### [Exercise objective]
Reproduce every line of the material below character for character, keeping the lines in their original order.

** Begin Supplied records **

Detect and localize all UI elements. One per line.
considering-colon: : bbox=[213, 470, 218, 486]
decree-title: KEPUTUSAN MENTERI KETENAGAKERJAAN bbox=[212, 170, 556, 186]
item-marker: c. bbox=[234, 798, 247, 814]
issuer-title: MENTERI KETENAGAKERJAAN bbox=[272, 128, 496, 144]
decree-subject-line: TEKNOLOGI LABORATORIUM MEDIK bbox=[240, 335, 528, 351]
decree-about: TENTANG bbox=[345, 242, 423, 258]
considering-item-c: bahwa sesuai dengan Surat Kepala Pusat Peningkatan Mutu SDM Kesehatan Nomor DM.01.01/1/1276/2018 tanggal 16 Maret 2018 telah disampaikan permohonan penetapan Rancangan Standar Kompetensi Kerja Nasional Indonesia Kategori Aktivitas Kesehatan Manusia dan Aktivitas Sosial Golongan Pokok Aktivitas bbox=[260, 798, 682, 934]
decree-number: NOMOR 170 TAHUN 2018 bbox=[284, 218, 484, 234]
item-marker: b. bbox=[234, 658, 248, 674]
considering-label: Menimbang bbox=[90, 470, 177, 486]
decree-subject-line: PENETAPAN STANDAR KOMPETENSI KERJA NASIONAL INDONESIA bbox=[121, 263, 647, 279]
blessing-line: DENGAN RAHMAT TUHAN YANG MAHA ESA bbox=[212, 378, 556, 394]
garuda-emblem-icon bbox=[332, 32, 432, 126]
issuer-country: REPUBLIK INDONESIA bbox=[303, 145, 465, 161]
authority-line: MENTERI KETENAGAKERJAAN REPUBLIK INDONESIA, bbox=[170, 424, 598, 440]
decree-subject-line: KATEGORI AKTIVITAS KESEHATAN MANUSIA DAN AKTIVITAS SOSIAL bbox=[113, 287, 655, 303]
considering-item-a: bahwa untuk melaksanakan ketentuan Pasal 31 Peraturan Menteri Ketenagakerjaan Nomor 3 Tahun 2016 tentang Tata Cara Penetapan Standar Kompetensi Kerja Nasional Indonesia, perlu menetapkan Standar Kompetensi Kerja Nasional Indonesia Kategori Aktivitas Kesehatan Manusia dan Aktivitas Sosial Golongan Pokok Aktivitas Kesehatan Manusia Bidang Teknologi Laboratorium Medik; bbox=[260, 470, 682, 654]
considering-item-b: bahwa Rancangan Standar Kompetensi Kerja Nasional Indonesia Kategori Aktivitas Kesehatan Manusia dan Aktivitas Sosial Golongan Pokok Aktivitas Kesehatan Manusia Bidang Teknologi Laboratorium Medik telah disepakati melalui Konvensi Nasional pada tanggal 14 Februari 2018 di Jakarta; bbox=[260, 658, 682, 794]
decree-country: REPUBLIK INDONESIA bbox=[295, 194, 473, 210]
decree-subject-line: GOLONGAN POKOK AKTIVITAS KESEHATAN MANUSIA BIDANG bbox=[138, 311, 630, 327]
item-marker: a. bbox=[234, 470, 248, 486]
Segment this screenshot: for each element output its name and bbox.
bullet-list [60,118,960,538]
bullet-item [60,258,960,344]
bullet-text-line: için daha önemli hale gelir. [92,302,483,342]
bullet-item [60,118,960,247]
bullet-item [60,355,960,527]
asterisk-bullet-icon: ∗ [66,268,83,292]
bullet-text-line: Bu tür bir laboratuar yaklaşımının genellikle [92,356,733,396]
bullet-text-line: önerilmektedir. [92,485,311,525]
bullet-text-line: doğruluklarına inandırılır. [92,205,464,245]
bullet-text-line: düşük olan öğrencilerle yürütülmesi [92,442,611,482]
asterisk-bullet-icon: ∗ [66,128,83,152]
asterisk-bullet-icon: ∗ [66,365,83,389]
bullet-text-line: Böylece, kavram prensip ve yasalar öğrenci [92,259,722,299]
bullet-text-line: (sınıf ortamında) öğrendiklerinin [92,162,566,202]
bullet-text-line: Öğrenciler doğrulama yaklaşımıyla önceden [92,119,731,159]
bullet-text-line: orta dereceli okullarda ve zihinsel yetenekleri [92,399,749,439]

** End Supplied records **

### [Exercise response]
Detect and localize all UI elements. One per line.
considering-colon: : bbox=[213, 470, 218, 486]
decree-title: KEPUTUSAN MENTERI KETENAGAKERJAAN bbox=[212, 170, 556, 186]
item-marker: c. bbox=[234, 798, 247, 814]
issuer-title: MENTERI KETENAGAKERJAAN bbox=[272, 128, 496, 144]
decree-subject-line: TEKNOLOGI LABORATORIUM MEDIK bbox=[240, 335, 528, 351]
decree-about: TENTANG bbox=[345, 242, 423, 258]
considering-item-c: bahwa sesuai dengan Surat Kepala Pusat Peningkatan Mutu SDM Kesehatan Nomor DM.01.01/1/1276/2018 tanggal 16 Maret 2018 telah disampaikan permohonan penetapan Rancangan Standar Kompetensi Kerja Nasional Indonesia Kategori Aktivitas Kesehatan Manusia dan Aktivitas Sosial Golongan Pokok Aktivitas bbox=[260, 798, 682, 934]
decree-number: NOMOR 170 TAHUN 2018 bbox=[284, 218, 484, 234]
item-marker: b. bbox=[234, 658, 248, 674]
considering-label: Menimbang bbox=[90, 470, 177, 486]
decree-subject-line: PENETAPAN STANDAR KOMPETENSI KERJA NASIONAL INDONESIA bbox=[121, 263, 647, 279]
blessing-line: DENGAN RAHMAT TUHAN YANG MAHA ESA bbox=[212, 378, 556, 394]
garuda-emblem-icon bbox=[332, 32, 432, 126]
issuer-country: REPUBLIK INDONESIA bbox=[303, 145, 465, 161]
authority-line: MENTERI KETENAGAKERJAAN REPUBLIK INDONESIA, bbox=[170, 424, 598, 440]
decree-subject-line: KATEGORI AKTIVITAS KESEHATAN MANUSIA DAN AKTIVITAS SOSIAL bbox=[113, 287, 655, 303]
considering-item-a: bahwa untuk melaksanakan ketentuan Pasal 31 Peraturan Menteri Ketenagakerjaan Nomor 3 Tahun 2016 tentang Tata Cara Penetapan Standar Kompetensi Kerja Nasional Indonesia, perlu menetapkan Standar Kompetensi Kerja Nasional Indonesia Kategori Aktivitas Kesehatan Manusia dan Aktivitas Sosial Golongan Pokok Aktivitas Kesehatan Manusia Bidang Teknologi Laboratorium Medik; bbox=[260, 470, 682, 654]
considering-item-b: bahwa Rancangan Standar Kompetensi Kerja Nasional Indonesia Kategori Aktivitas Kesehatan Manusia dan Aktivitas Sosial Golongan Pokok Aktivitas Kesehatan Manusia Bidang Teknologi Laboratorium Medik telah disepakati melalui Konvensi Nasional pada tanggal 14 Februari 2018 di Jakarta; bbox=[260, 658, 682, 794]
decree-country: REPUBLIK INDONESIA bbox=[295, 194, 473, 210]
decree-subject-line: GOLONGAN POKOK AKTIVITAS KESEHATAN MANUSIA BIDANG bbox=[138, 311, 630, 327]
item-marker: a. bbox=[234, 470, 248, 486]
Segment this screenshot: for each element output its name and bbox.
bullet-list [60,118,960,538]
bullet-item [60,258,960,344]
bullet-text-line: için daha önemli hale gelir. [92,302,483,342]
bullet-item [60,118,960,247]
bullet-item [60,355,960,527]
asterisk-bullet-icon: ∗ [66,268,83,292]
bullet-text-line: Bu tür bir laboratuar yaklaşımının genellikle [92,356,733,396]
bullet-text-line: önerilmektedir. [92,485,311,525]
bullet-text-line: doğruluklarına inandırılır. [92,205,464,245]
bullet-text-line: düşük olan öğrencilerle yürütülmesi [92,442,611,482]
asterisk-bullet-icon: ∗ [66,128,83,152]
asterisk-bullet-icon: ∗ [66,365,83,389]
bullet-text-line: Böylece, kavram prensip ve yasalar öğrenci [92,259,722,299]
bullet-text-line: (sınıf ortamında) öğrendiklerinin [92,162,566,202]
bullet-text-line: Öğrenciler doğrulama yaklaşımıyla önceden [92,119,731,159]
bullet-text-line: orta dereceli okullarda ve zihinsel yetenekleri [92,399,749,439]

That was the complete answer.